### What to produce
Restate the records below word for word.

+++ Material +++

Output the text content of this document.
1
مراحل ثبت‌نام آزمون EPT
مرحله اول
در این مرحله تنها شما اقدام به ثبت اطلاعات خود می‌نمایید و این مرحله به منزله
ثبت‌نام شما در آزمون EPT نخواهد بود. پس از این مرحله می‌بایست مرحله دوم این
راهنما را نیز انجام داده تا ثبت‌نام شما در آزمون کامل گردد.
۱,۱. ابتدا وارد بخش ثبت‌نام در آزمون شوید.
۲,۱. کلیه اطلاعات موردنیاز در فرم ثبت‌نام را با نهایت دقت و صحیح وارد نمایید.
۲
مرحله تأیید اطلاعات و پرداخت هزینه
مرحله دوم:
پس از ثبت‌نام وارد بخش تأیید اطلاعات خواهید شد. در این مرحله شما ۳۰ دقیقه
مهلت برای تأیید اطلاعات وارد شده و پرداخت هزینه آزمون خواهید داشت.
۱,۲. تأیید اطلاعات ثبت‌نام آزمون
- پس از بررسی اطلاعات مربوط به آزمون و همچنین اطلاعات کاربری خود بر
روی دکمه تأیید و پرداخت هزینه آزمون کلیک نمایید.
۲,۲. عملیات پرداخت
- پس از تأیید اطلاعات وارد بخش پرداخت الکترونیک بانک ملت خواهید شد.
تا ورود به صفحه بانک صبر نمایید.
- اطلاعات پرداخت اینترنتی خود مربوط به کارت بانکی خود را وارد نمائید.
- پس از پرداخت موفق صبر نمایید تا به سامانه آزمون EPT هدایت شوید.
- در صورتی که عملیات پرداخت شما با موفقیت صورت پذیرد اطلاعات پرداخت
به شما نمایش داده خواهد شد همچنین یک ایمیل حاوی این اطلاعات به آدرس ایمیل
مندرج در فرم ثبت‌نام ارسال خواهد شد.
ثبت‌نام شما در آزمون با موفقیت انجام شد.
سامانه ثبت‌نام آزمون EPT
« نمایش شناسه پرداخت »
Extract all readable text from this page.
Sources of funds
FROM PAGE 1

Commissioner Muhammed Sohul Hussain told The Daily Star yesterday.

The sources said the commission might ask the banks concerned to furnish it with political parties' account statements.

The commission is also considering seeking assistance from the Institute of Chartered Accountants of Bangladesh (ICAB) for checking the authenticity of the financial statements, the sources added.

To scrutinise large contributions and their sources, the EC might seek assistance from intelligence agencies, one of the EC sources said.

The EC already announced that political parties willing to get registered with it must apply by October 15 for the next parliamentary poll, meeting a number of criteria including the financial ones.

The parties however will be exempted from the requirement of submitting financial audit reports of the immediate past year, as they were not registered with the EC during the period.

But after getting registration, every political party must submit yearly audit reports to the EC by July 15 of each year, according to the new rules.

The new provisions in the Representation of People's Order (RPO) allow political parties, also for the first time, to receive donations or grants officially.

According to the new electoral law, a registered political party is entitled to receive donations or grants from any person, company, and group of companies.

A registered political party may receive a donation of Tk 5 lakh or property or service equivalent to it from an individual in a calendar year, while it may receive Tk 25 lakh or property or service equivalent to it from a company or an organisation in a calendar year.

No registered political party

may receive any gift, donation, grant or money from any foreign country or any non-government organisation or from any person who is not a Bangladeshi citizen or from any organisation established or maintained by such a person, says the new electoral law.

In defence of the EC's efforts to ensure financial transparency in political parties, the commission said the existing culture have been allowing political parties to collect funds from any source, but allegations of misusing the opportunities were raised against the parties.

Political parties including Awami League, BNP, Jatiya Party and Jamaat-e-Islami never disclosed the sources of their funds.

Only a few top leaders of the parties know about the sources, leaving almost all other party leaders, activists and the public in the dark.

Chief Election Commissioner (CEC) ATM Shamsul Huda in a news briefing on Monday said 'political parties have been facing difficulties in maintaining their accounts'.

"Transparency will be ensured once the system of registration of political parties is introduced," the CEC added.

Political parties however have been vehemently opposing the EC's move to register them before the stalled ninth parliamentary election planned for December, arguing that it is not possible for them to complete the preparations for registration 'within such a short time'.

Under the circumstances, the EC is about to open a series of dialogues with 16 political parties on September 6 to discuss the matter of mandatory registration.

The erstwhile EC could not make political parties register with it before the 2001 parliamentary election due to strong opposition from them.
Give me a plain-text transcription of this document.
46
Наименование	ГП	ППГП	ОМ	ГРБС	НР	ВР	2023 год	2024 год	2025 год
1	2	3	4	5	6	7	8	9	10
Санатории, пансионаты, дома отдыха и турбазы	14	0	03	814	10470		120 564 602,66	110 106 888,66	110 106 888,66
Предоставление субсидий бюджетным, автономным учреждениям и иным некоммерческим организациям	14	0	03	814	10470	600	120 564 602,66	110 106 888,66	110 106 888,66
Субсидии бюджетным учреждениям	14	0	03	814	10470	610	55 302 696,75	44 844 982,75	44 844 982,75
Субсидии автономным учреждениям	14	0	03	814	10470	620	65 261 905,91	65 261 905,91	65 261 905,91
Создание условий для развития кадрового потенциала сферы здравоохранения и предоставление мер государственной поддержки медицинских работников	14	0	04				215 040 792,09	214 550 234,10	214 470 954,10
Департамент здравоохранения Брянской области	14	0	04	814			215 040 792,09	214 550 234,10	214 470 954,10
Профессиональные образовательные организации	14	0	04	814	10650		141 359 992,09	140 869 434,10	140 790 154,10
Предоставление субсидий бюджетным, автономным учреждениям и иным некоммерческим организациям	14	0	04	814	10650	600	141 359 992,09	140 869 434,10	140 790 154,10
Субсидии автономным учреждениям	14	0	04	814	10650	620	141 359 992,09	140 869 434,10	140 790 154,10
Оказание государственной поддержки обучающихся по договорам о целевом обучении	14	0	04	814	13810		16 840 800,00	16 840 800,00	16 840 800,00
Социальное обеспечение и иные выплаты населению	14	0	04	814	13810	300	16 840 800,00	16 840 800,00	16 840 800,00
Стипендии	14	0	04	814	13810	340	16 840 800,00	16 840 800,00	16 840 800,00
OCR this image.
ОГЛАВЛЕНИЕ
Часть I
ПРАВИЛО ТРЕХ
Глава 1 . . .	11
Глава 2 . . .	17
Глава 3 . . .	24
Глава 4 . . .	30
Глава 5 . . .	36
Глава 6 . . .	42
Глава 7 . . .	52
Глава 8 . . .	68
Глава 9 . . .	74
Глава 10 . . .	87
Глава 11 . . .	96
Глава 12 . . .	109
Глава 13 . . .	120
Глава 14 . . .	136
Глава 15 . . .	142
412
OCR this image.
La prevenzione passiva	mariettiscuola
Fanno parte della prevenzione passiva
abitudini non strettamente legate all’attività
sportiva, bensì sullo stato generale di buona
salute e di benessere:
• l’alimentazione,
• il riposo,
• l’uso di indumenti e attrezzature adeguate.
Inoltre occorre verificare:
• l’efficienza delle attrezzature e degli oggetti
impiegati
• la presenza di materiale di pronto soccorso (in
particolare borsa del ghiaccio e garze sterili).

+++

### Result of the task
Output the text content of this document.
1
مراحل ثبت‌نام آزمون EPT
مرحله اول
در این مرحله تنها شما اقدام به ثبت اطلاعات خود می‌نمایید و این مرحله به منزله
ثبت‌نام شما در آزمون EPT نخواهد بود. پس از این مرحله می‌بایست مرحله دوم این
راهنما را نیز انجام داده تا ثبت‌نام شما در آزمون کامل گردد.
۱,۱. ابتدا وارد بخش ثبت‌نام در آزمون شوید.
۲,۱. کلیه اطلاعات موردنیاز در فرم ثبت‌نام را با نهایت دقت و صحیح وارد نمایید.
۲
مرحله تأیید اطلاعات و پرداخت هزینه
مرحله دوم:
پس از ثبت‌نام وارد بخش تأیید اطلاعات خواهید شد. در این مرحله شما ۳۰ دقیقه
مهلت برای تأیید اطلاعات وارد شده و پرداخت هزینه آزمون خواهید داشت.
۱,۲. تأیید اطلاعات ثبت‌نام آزمون
- پس از بررسی اطلاعات مربوط به آزمون و همچنین اطلاعات کاربری خود بر
روی دکمه تأیید و پرداخت هزینه آزمون کلیک نمایید.
۲,۲. عملیات پرداخت
- پس از تأیید اطلاعات وارد بخش پرداخت الکترونیک بانک ملت خواهید شد.
تا ورود به صفحه بانک صبر نمایید.
- اطلاعات پرداخت اینترنتی خود مربوط به کارت بانکی خود را وارد نمائید.
- پس از پرداخت موفق صبر نمایید تا به سامانه آزمون EPT هدایت شوید.
- در صورتی که عملیات پرداخت شما با موفقیت صورت پذیرد اطلاعات پرداخت
به شما نمایش داده خواهد شد همچنین یک ایمیل حاوی این اطلاعات به آدرس ایمیل
مندرج در فرم ثبت‌نام ارسال خواهد شد.
ثبت‌نام شما در آزمون با موفقیت انجام شد.
سامانه ثبت‌نام آزمون EPT
« نمایش شناسه پرداخت »
Extract all readable text from this page.
Sources of funds
FROM PAGE 1

Commissioner Muhammed Sohul Hussain told The Daily Star yesterday.

The sources said the commission might ask the banks concerned to furnish it with political parties' account statements.

The commission is also considering seeking assistance from the Institute of Chartered Accountants of Bangladesh (ICAB) for checking the authenticity of the financial statements, the sources added.

To scrutinise large contributions and their sources, the EC might seek assistance from intelligence agencies, one of the EC sources said.

The EC already announced that political parties willing to get registered with it must apply by October 15 for the next parliamentary poll, meeting a number of criteria including the financial ones.

The parties however will be exempted from the requirement of submitting financial audit reports of the immediate past year, as they were not registered with the EC during the period.

But after getting registration, every political party must submit yearly audit reports to the EC by July 15 of each year, according to the new rules.

The new provisions in the Representation of People's Order (RPO) allow political parties, also for the first time, to receive donations or grants officially.

According to the new electoral law, a registered political party is entitled to receive donations or grants from any person, company, and group of companies.

A registered political party may receive a donation of Tk 5 lakh or property or service equivalent to it from an individual in a calendar year, while it may receive Tk 25 lakh or property or service equivalent to it from a company or an organisation in a calendar year.

No registered political party

may receive any gift, donation, grant or money from any foreign country or any non-government organisation or from any person who is not a Bangladeshi citizen or from any organisation established or maintained by such a person, says the new electoral law.

In defence of the EC's efforts to ensure financial transparency in political parties, the commission said the existing culture have been allowing political parties to collect funds from any source, but allegations of misusing the opportunities were raised against the parties.

Political parties including Awami League, BNP, Jatiya Party and Jamaat-e-Islami never disclosed the sources of their funds.

Only a few top leaders of the parties know about the sources, leaving almost all other party leaders, activists and the public in the dark.

Chief Election Commissioner (CEC) ATM Shamsul Huda in a news briefing on Monday said 'political parties have been facing difficulties in maintaining their accounts'.

"Transparency will be ensured once the system of registration of political parties is introduced," the CEC added.

Political parties however have been vehemently opposing the EC's move to register them before the stalled ninth parliamentary election planned for December, arguing that it is not possible for them to complete the preparations for registration 'within such a short time'.

Under the circumstances, the EC is about to open a series of dialogues with 16 political parties on September 6 to discuss the matter of mandatory registration.

The erstwhile EC could not make political parties register with it before the 2001 parliamentary election due to strong opposition from them.
Give me a plain-text transcription of this document.
46
Наименование	ГП	ППГП	ОМ	ГРБС	НР	ВР	2023 год	2024 год	2025 год
1	2	3	4	5	6	7	8	9	10
Санатории, пансионаты, дома отдыха и турбазы	14	0	03	814	10470		120 564 602,66	110 106 888,66	110 106 888,66
Предоставление субсидий бюджетным, автономным учреждениям и иным некоммерческим организациям	14	0	03	814	10470	600	120 564 602,66	110 106 888,66	110 106 888,66
Субсидии бюджетным учреждениям	14	0	03	814	10470	610	55 302 696,75	44 844 982,75	44 844 982,75
Субсидии автономным учреждениям	14	0	03	814	10470	620	65 261 905,91	65 261 905,91	65 261 905,91
Создание условий для развития кадрового потенциала сферы здравоохранения и предоставление мер государственной поддержки медицинских работников	14	0	04				215 040 792,09	214 550 234,10	214 470 954,10
Департамент здравоохранения Брянской области	14	0	04	814			215 040 792,09	214 550 234,10	214 470 954,10
Профессиональные образовательные организации	14	0	04	814	10650		141 359 992,09	140 869 434,10	140 790 154,10
Предоставление субсидий бюджетным, автономным учреждениям и иным некоммерческим организациям	14	0	04	814	10650	600	141 359 992,09	140 869 434,10	140 790 154,10
Субсидии автономным учреждениям	14	0	04	814	10650	620	141 359 992,09	140 869 434,10	140 790 154,10
Оказание государственной поддержки обучающихся по договорам о целевом обучении	14	0	04	814	13810		16 840 800,00	16 840 800,00	16 840 800,00
Социальное обеспечение и иные выплаты населению	14	0	04	814	13810	300	16 840 800,00	16 840 800,00	16 840 800,00
Стипендии	14	0	04	814	13810	340	16 840 800,00	16 840 800,00	16 840 800,00
OCR this image.
ОГЛАВЛЕНИЕ
Часть I
ПРАВИЛО ТРЕХ
Глава 1 . . .	11
Глава 2 . . .	17
Глава 3 . . .	24
Глава 4 . . .	30
Глава 5 . . .	36
Глава 6 . . .	42
Глава 7 . . .	52
Глава 8 . . .	68
Глава 9 . . .	74
Глава 10 . . .	87
Глава 11 . . .	96
Глава 12 . . .	109
Глава 13 . . .	120
Глава 14 . . .	136
Глава 15 . . .	142
412
OCR this image.
La prevenzione passiva	mariettiscuola
Fanno parte della prevenzione passiva
abitudini non strettamente legate all’attività
sportiva, bensì sullo stato generale di buona
salute e di benessere:
• l’alimentazione,
• il riposo,
• l’uso di indumenti e attrezzature adeguate.
Inoltre occorre verificare:
• l’efficienza delle attrezzature e degli oggetti
impiegati
• la presenza di materiale di pronto soccorso (in
particolare borsa del ghiaccio e garze sterili).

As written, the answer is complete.